- [Short exercise]
Copy all the data exactly, except the pictures.
* * * *
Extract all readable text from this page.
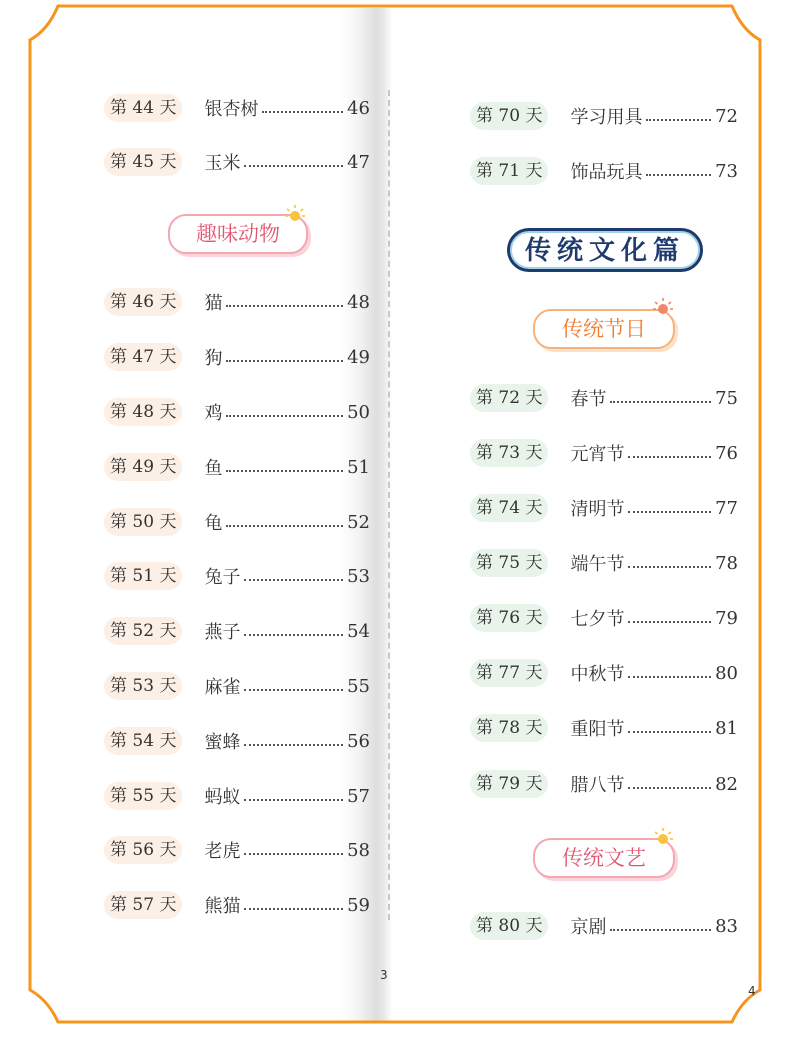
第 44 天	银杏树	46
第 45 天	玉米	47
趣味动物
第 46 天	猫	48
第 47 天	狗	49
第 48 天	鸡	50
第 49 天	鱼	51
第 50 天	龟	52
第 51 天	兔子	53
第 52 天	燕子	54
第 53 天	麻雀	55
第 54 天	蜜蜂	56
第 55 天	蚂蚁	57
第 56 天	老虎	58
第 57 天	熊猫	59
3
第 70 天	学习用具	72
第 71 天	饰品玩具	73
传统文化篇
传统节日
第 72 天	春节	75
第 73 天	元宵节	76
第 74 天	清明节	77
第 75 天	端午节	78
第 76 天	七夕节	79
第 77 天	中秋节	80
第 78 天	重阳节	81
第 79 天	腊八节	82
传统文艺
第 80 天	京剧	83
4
* * * *
- [Output for this task]
Extract all readable text from this page.
第 44 天	银杏树	46
第 45 天	玉米	47
趣味动物
第 46 天	猫	48
第 47 天	狗	49
第 48 天	鸡	50
第 49 天	鱼	51
第 50 天	龟	52
第 51 天	兔子	53
第 52 天	燕子	54
第 53 天	麻雀	55
第 54 天	蜜蜂	56
第 55 天	蚂蚁	57
第 56 天	老虎	58
第 57 天	熊猫	59
3
第 70 天	学习用具	72
第 71 天	饰品玩具	73
传统文化篇
传统节日
第 72 天	春节	75
第 73 天	元宵节	76
第 74 天	清明节	77
第 75 天	端午节	78
第 76 天	七夕节	79
第 77 天	中秋节	80
第 78 天	重阳节	81
第 79 天	腊八节	82
传统文艺
第 80 天	京剧	83
4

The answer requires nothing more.